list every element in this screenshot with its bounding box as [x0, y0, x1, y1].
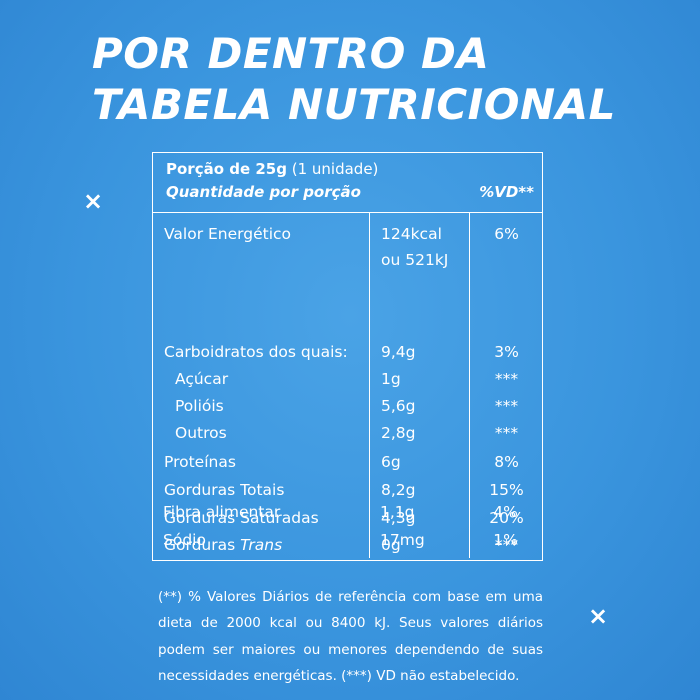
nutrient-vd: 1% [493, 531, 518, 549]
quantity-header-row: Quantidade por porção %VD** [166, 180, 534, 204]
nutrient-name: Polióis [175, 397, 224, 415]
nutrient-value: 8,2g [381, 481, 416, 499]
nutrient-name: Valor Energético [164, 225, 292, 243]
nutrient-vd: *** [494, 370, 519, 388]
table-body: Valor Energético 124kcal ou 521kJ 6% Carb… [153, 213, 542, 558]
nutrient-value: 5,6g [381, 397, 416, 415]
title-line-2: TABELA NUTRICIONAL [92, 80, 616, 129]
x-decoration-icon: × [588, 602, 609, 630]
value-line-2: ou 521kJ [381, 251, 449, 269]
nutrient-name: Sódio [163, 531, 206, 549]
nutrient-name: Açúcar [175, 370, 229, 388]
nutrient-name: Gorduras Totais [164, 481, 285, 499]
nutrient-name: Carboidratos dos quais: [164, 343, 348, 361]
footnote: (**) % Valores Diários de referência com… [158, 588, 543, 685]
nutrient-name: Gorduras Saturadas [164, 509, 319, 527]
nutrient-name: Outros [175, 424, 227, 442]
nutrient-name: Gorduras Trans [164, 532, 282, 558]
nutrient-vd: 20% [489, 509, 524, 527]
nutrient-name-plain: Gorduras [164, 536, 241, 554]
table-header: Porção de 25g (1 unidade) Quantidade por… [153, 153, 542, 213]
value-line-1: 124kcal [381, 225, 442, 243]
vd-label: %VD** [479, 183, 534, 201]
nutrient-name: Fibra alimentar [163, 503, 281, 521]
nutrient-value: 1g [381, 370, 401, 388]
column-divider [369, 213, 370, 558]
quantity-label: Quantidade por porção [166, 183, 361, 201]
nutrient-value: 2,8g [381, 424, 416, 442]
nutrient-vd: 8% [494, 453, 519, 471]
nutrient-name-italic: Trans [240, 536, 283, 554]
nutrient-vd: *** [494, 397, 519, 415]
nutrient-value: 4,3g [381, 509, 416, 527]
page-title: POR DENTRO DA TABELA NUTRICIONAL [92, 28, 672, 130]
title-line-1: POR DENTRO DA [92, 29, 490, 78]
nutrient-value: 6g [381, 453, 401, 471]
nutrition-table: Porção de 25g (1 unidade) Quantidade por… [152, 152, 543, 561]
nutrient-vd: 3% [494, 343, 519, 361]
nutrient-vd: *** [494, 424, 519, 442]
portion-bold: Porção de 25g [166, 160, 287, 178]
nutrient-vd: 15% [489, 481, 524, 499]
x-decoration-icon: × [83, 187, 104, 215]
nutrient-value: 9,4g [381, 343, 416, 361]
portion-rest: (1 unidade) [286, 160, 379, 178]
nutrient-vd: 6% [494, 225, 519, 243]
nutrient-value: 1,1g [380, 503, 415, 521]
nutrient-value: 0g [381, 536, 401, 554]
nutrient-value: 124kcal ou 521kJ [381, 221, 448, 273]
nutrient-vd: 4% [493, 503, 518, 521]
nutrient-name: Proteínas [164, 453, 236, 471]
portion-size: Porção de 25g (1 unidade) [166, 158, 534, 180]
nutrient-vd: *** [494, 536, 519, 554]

= = = = = = =

WHAT IS EXPECTED: Please copy all of the data above line for line without any changes, and leave out the pictures.

THE ANSWER:
list every element in this screenshot with its bounding box as [x0, y0, x1, y1].
nutrient-vd: 1% [493, 531, 518, 549]
quantity-header-row: Quantidade por porção %VD** [166, 180, 534, 204]
nutrient-name: Polióis [175, 397, 224, 415]
nutrient-value: 8,2g [381, 481, 416, 499]
nutrient-name: Valor Energético [164, 225, 292, 243]
nutrient-vd: *** [494, 370, 519, 388]
table-body: Valor Energético 124kcal ou 521kJ 6% Carb… [153, 213, 542, 558]
nutrient-value: 5,6g [381, 397, 416, 415]
title-line-2: TABELA NUTRICIONAL [92, 80, 616, 129]
x-decoration-icon: × [588, 602, 609, 630]
value-line-2: ou 521kJ [381, 251, 449, 269]
nutrient-name: Sódio [163, 531, 206, 549]
nutrient-name: Açúcar [175, 370, 229, 388]
nutrient-name: Gorduras Totais [164, 481, 285, 499]
nutrient-name: Carboidratos dos quais: [164, 343, 348, 361]
footnote: (**) % Valores Diários de referência com… [158, 588, 543, 685]
nutrient-name: Gorduras Saturadas [164, 509, 319, 527]
nutrient-name: Outros [175, 424, 227, 442]
nutrient-name: Gorduras Trans [164, 532, 282, 558]
nutrient-vd: 20% [489, 509, 524, 527]
nutrient-name-plain: Gorduras [164, 536, 241, 554]
table-header: Porção de 25g (1 unidade) Quantidade por… [153, 153, 542, 213]
value-line-1: 124kcal [381, 225, 442, 243]
vd-label: %VD** [479, 183, 534, 201]
nutrient-name: Fibra alimentar [163, 503, 281, 521]
nutrient-value: 1g [381, 370, 401, 388]
column-divider [369, 213, 370, 558]
quantity-label: Quantidade por porção [166, 183, 361, 201]
nutrient-value: 2,8g [381, 424, 416, 442]
nutrient-vd: 8% [494, 453, 519, 471]
nutrient-name-italic: Trans [240, 536, 283, 554]
nutrient-vd: *** [494, 397, 519, 415]
nutrient-value: 4,3g [381, 509, 416, 527]
page-title: POR DENTRO DA TABELA NUTRICIONAL [92, 28, 672, 130]
title-line-1: POR DENTRO DA [92, 29, 490, 78]
nutrient-value: 6g [381, 453, 401, 471]
nutrition-table: Porção de 25g (1 unidade) Quantidade por… [152, 152, 543, 561]
nutrient-vd: 3% [494, 343, 519, 361]
nutrient-vd: *** [494, 424, 519, 442]
portion-bold: Porção de 25g [166, 160, 287, 178]
nutrient-vd: 15% [489, 481, 524, 499]
x-decoration-icon: × [83, 187, 104, 215]
nutrient-value: 9,4g [381, 343, 416, 361]
portion-rest: (1 unidade) [286, 160, 379, 178]
nutrient-vd: 6% [494, 225, 519, 243]
nutrient-value: 1,1g [380, 503, 415, 521]
nutrient-value: 0g [381, 536, 401, 554]
nutrient-value: 124kcal ou 521kJ [381, 221, 448, 273]
nutrient-vd: 4% [493, 503, 518, 521]
nutrient-name: Proteínas [164, 453, 236, 471]
portion-size: Porção de 25g (1 unidade) [166, 158, 534, 180]
nutrient-vd: *** [494, 536, 519, 554]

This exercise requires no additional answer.